Print all the records exactly, please.
--- start DATA SUPPLIED ---
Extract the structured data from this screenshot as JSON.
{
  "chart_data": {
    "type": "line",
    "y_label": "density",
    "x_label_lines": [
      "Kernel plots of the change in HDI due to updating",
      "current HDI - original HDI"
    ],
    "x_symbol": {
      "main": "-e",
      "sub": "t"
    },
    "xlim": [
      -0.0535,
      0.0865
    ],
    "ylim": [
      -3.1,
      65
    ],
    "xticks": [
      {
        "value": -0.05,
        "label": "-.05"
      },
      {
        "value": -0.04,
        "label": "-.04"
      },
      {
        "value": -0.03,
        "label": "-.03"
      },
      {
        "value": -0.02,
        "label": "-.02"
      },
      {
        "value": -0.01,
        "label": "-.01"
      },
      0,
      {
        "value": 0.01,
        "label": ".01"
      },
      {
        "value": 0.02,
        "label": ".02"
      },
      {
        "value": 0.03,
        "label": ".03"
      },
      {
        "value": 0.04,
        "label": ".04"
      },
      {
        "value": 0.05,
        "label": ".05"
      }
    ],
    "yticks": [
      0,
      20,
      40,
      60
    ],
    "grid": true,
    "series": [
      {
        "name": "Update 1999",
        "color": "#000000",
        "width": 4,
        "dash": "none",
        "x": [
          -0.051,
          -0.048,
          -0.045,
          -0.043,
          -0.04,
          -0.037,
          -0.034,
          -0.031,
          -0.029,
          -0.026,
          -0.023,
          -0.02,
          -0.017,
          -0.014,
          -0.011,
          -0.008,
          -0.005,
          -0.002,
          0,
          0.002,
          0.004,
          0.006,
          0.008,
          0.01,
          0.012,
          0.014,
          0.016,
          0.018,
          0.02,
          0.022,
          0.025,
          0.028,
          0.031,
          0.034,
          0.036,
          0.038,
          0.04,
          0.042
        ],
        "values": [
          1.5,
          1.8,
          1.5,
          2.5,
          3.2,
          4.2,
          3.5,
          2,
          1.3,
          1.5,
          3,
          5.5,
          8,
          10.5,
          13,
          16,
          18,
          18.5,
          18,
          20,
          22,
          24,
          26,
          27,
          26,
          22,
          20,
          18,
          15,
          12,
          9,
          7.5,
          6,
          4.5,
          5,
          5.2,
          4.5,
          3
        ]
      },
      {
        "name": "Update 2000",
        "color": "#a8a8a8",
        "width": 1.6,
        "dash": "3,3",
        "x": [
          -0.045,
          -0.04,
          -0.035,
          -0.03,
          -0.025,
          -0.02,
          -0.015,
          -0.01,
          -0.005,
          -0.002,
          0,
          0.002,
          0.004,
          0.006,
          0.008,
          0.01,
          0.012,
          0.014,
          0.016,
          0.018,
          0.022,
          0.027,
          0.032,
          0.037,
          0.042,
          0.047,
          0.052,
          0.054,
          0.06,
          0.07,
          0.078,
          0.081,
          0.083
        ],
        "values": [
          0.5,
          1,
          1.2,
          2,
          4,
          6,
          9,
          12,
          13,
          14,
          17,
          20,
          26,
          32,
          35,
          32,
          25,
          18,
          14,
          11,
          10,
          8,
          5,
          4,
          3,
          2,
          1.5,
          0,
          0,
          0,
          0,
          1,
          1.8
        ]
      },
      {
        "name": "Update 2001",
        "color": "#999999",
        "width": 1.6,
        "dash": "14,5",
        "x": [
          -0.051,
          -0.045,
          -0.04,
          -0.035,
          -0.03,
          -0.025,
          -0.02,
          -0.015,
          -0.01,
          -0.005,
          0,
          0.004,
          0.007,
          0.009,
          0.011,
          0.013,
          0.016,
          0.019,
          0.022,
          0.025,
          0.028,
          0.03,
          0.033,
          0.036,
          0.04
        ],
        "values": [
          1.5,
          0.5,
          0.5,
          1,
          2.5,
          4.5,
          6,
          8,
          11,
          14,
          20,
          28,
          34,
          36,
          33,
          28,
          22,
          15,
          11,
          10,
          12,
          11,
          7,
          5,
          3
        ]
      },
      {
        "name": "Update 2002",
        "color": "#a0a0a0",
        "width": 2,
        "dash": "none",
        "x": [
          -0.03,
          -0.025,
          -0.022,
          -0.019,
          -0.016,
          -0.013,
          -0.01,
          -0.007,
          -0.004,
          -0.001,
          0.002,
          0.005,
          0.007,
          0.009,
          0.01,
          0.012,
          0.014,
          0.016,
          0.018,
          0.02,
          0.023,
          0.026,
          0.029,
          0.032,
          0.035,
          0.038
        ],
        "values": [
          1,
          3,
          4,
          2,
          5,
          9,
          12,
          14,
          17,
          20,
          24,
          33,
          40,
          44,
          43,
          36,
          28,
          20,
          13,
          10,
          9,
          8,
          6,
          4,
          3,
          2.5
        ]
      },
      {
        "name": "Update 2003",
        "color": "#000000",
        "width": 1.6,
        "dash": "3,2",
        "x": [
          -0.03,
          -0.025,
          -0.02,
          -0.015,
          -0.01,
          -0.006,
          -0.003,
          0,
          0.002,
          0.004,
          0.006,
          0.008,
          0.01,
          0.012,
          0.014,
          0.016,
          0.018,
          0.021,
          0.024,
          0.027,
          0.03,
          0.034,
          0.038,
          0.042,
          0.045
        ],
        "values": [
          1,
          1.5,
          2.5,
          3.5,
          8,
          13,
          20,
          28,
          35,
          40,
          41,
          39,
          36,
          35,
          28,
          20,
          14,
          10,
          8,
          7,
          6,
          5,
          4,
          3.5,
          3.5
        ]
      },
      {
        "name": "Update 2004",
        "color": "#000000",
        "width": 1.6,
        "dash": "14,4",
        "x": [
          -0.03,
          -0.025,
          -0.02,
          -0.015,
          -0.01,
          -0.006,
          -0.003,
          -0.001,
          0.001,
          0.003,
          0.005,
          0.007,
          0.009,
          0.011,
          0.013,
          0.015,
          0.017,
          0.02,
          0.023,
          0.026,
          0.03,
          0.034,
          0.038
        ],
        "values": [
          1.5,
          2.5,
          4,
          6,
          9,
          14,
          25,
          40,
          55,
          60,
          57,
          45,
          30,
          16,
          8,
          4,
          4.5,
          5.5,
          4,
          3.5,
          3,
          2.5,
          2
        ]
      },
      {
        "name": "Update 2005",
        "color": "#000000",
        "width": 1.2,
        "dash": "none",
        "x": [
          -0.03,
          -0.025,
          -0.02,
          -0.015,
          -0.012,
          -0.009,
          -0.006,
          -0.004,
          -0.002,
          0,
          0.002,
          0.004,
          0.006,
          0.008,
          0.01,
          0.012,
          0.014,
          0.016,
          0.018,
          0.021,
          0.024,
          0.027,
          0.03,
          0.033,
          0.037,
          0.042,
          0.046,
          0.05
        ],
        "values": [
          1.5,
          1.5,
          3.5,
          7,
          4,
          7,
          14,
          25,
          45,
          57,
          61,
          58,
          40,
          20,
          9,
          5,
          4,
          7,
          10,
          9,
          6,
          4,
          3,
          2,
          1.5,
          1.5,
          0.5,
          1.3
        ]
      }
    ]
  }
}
--- end DATA SUPPLIED ---
■ SOLUTION ■
Extract the structured data from this screenshot as JSON.
{
  "chart_data": {
    "type": "line",
    "y_label": "density",
    "x_label_lines": [
      "Kernel plots of the change in HDI due to updating",
      "current HDI - original HDI"
    ],
    "x_symbol": {
      "main": "-e",
      "sub": "t"
    },
    "xlim": [
      -0.0535,
      0.0865
    ],
    "ylim": [
      -3.1,
      65
    ],
    "xticks": [
      {
        "value": -0.05,
        "label": "-.05"
      },
      {
        "value": -0.04,
        "label": "-.04"
      },
      {
        "value": -0.03,
        "label": "-.03"
      },
      {
        "value": -0.02,
        "label": "-.02"
      },
      {
        "value": -0.01,
        "label": "-.01"
      },
      0,
      {
        "value": 0.01,
        "label": ".01"
      },
      {
        "value": 0.02,
        "label": ".02"
      },
      {
        "value": 0.03,
        "label": ".03"
      },
      {
        "value": 0.04,
        "label": ".04"
      },
      {
        "value": 0.05,
        "label": ".05"
      }
    ],
    "yticks": [
      0,
      20,
      40,
      60
    ],
    "grid": true,
    "series": [
      {
        "name": "Update 1999",
        "color": "#000000",
        "width": 4,
        "dash": "none",
        "x": [
          -0.051,
          -0.048,
          -0.045,
          -0.043,
          -0.04,
          -0.037,
          -0.034,
          -0.031,
          -0.029,
          -0.026,
          -0.023,
          -0.02,
          -0.017,
          -0.014,
          -0.011,
          -0.008,
          -0.005,
          -0.002,
          0,
          0.002,
          0.004,
          0.006,
          0.008,
          0.01,
          0.012,
          0.014,
          0.016,
          0.018,
          0.02,
          0.022,
          0.025,
          0.028,
          0.031,
          0.034,
          0.036,
          0.038,
          0.04,
          0.042
        ],
        "values": [
          1.5,
          1.8,
          1.5,
          2.5,
          3.2,
          4.2,
          3.5,
          2,
          1.3,
          1.5,
          3,
          5.5,
          8,
          10.5,
          13,
          16,
          18,
          18.5,
          18,
          20,
          22,
          24,
          26,
          27,
          26,
          22,
          20,
          18,
          15,
          12,
          9,
          7.5,
          6,
          4.5,
          5,
          5.2,
          4.5,
          3
        ]
      },
      {
        "name": "Update 2000",
        "color": "#a8a8a8",
        "width": 1.6,
        "dash": "3,3",
        "x": [
          -0.045,
          -0.04,
          -0.035,
          -0.03,
          -0.025,
          -0.02,
          -0.015,
          -0.01,
          -0.005,
          -0.002,
          0,
          0.002,
          0.004,
          0.006,
          0.008,
          0.01,
          0.012,
          0.014,
          0.016,
          0.018,
          0.022,
          0.027,
          0.032,
          0.037,
          0.042,
          0.047,
          0.052,
          0.054,
          0.06,
          0.07,
          0.078,
          0.081,
          0.083
        ],
        "values": [
          0.5,
          1,
          1.2,
          2,
          4,
          6,
          9,
          12,
          13,
          14,
          17,
          20,
          26,
          32,
          35,
          32,
          25,
          18,
          14,
          11,
          10,
          8,
          5,
          4,
          3,
          2,
          1.5,
          0,
          0,
          0,
          0,
          1,
          1.8
        ]
      },
      {
        "name": "Update 2001",
        "color": "#999999",
        "width": 1.6,
        "dash": "14,5",
        "x": [
          -0.051,
          -0.045,
          -0.04,
          -0.035,
          -0.03,
          -0.025,
          -0.02,
          -0.015,
          -0.01,
          -0.005,
          0,
          0.004,
          0.007,
          0.009,
          0.011,
          0.013,
          0.016,
          0.019,
          0.022,
          0.025,
          0.028,
          0.03,
          0.033,
          0.036,
          0.04
        ],
        "values": [
          1.5,
          0.5,
          0.5,
          1,
          2.5,
          4.5,
          6,
          8,
          11,
          14,
          20,
          28,
          34,
          36,
          33,
          28,
          22,
          15,
          11,
          10,
          12,
          11,
          7,
          5,
          3
        ]
      },
      {
        "name": "Update 2002",
        "color": "#a0a0a0",
        "width": 2,
        "dash": "none",
        "x": [
          -0.03,
          -0.025,
          -0.022,
          -0.019,
          -0.016,
          -0.013,
          -0.01,
          -0.007,
          -0.004,
          -0.001,
          0.002,
          0.005,
          0.007,
          0.009,
          0.01,
          0.012,
          0.014,
          0.016,
          0.018,
          0.02,
          0.023,
          0.026,
          0.029,
          0.032,
          0.035,
          0.038
        ],
        "values": [
          1,
          3,
          4,
          2,
          5,
          9,
          12,
          14,
          17,
          20,
          24,
          33,
          40,
          44,
          43,
          36,
          28,
          20,
          13,
          10,
          9,
          8,
          6,
          4,
          3,
          2.5
        ]
      },
      {
        "name": "Update 2003",
        "color": "#000000",
        "width": 1.6,
        "dash": "3,2",
        "x": [
          -0.03,
          -0.025,
          -0.02,
          -0.015,
          -0.01,
          -0.006,
          -0.003,
          0,
          0.002,
          0.004,
          0.006,
          0.008,
          0.01,
          0.012,
          0.014,
          0.016,
          0.018,
          0.021,
          0.024,
          0.027,
          0.03,
          0.034,
          0.038,
          0.042,
          0.045
        ],
        "values": [
          1,
          1.5,
          2.5,
          3.5,
          8,
          13,
          20,
          28,
          35,
          40,
          41,
          39,
          36,
          35,
          28,
          20,
          14,
          10,
          8,
          7,
          6,
          5,
          4,
          3.5,
          3.5
        ]
      },
      {
        "name": "Update 2004",
        "color": "#000000",
        "width": 1.6,
        "dash": "14,4",
        "x": [
          -0.03,
          -0.025,
          -0.02,
          -0.015,
          -0.01,
          -0.006,
          -0.003,
          -0.001,
          0.001,
          0.003,
          0.005,
          0.007,
          0.009,
          0.011,
          0.013,
          0.015,
          0.017,
          0.02,
          0.023,
          0.026,
          0.03,
          0.034,
          0.038
        ],
        "values": [
          1.5,
          2.5,
          4,
          6,
          9,
          14,
          25,
          40,
          55,
          60,
          57,
          45,
          30,
          16,
          8,
          4,
          4.5,
          5.5,
          4,
          3.5,
          3,
          2.5,
          2
        ]
      },
      {
        "name": "Update 2005",
        "color": "#000000",
        "width": 1.2,
        "dash": "none",
        "x": [
          -0.03,
          -0.025,
          -0.02,
          -0.015,
          -0.012,
          -0.009,
          -0.006,
          -0.004,
          -0.002,
          0,
          0.002,
          0.004,
          0.006,
          0.008,
          0.01,
          0.012,
          0.014,
          0.016,
          0.018,
          0.021,
          0.024,
          0.027,
          0.03,
          0.033,
          0.037,
          0.042,
          0.046,
          0.05
        ],
        "values": [
          1.5,
          1.5,
          3.5,
          7,
          4,
          7,
          14,
          25,
          45,
          57,
          61,
          58,
          40,
          20,
          9,
          5,
          4,
          7,
          10,
          9,
          6,
          4,
          3,
          2,
          1.5,
          1.5,
          0.5,
          1.3
        ]
      }
    ]
  }
}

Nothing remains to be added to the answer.